[Records from a dataset]
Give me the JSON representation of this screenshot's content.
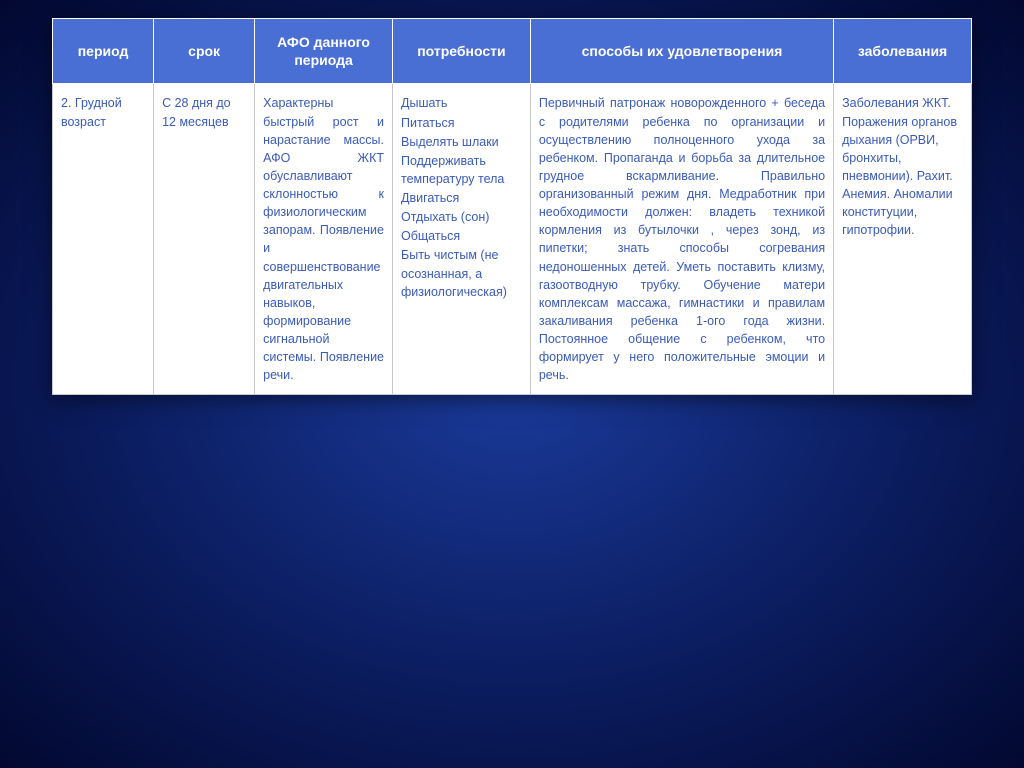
{
  "table": {
    "columns": [
      {
        "label": "период",
        "width": "11%"
      },
      {
        "label": "срок",
        "width": "11%"
      },
      {
        "label": "АФО данного периода",
        "width": "15%"
      },
      {
        "label": "потребности",
        "width": "15%"
      },
      {
        "label": "способы их удовлетворения",
        "width": "33%"
      },
      {
        "label": "заболевания",
        "width": "15%"
      }
    ],
    "row": {
      "period": "2. Грудной возраст",
      "term": "С 28 дня до 12 месяцев",
      "afo": "Характерны быстрый рост и нарастание массы. АФО ЖКТ обуславливают склонностью к физиологическим запорам. Появление и совершенствование двигательных навыков, формирование сигнальной системы. Появление речи.",
      "needs": [
        "Дышать",
        "Питаться",
        "Выделять шлаки",
        "Поддерживать температуру тела",
        "Двигаться",
        "Отдыхать (сон)",
        "Общаться",
        "Быть чистым (не осознанная, а физиологическая)"
      ],
      "methods": "Первичный патронаж новорожденного + беседа с родителями ребенка по организации и осуществлению полноценного ухода за ребенком. Пропаганда и борьба за длительное грудное вскармливание. Правильно организованный режим дня. Медработник при необходимости должен: владеть техникой кормления из бутылочки , через зонд, из пипетки; знать способы согревания недоношенных детей. Уметь поставить клизму, газоотводную трубку. Обучение матери комплексам массажа, гимнастики и правилам закаливания ребенка 1-ого года жизни. Постоянное общение с ребенком, что формирует у него положительные эмоции и речь.",
      "diseases": "Заболевания ЖКТ. Поражения органов дыхания (ОРВИ, бронхиты, пневмонии). Рахит. Анемия. Аномалии конституции, гипотрофии."
    },
    "header_bg": "#4a6fd4",
    "header_color": "#ffffff",
    "cell_color": "#3a5bb8",
    "border_color": "#c8c8c8",
    "background": "#ffffff"
  },
  "slide_bg_gradient": [
    "#1a3a9a",
    "#0a1a5a",
    "#020830"
  ]
}
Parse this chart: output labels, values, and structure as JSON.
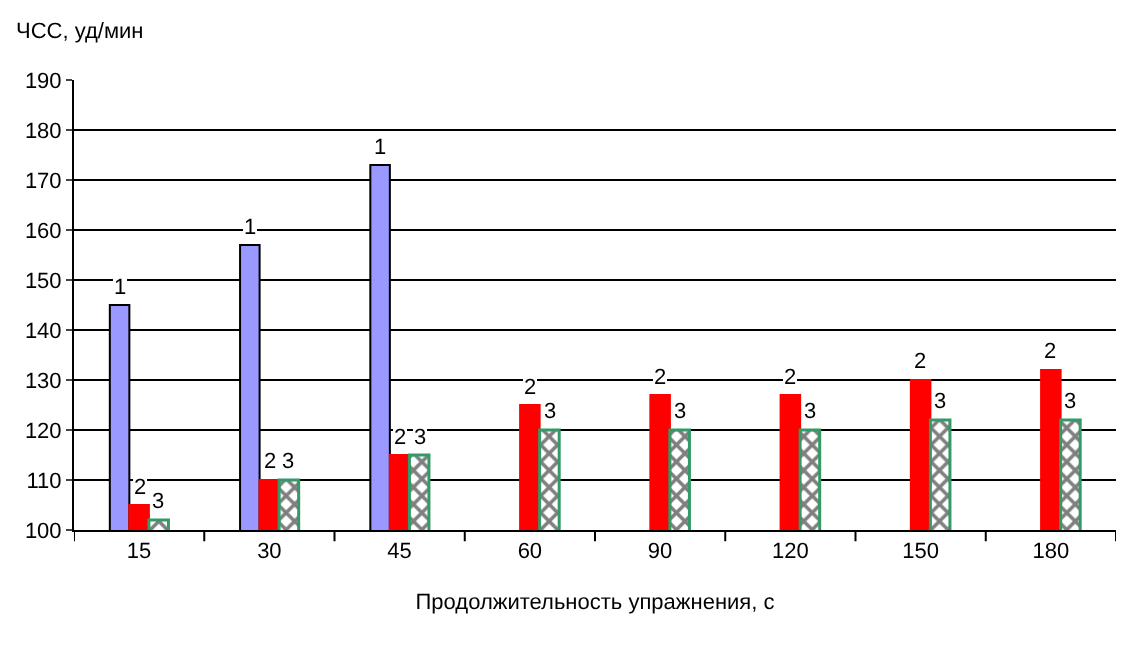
{
  "chart_data": {
    "type": "bar",
    "xlabel": "Продолжительность упражнения, с",
    "ylabel": "ЧСС, уд/мин",
    "categories": [
      "15",
      "30",
      "45",
      "60",
      "90",
      "120",
      "150",
      "180"
    ],
    "series": [
      {
        "name": "1",
        "color": "#9999ff",
        "values": [
          145,
          157,
          173,
          null,
          null,
          null,
          null,
          null
        ]
      },
      {
        "name": "2",
        "color": "#ff0000",
        "values": [
          105,
          110,
          115,
          125,
          127,
          127,
          130,
          132
        ]
      },
      {
        "name": "3",
        "color": "#339966",
        "values": [
          102,
          110,
          115,
          120,
          120,
          120,
          122,
          122
        ]
      }
    ],
    "ylim": [
      100,
      190
    ],
    "yticks": [
      100,
      110,
      120,
      130,
      140,
      150,
      160,
      170,
      180,
      190
    ],
    "grid": "y",
    "legend": false
  }
}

PROBLEM → Using the material above, copy every line in which the string "this" occurs.

RIGHT ANSWER →
Give me the JSON representation of this screenshot's content.
Parse this chart: output labels, values, and structure as JSON.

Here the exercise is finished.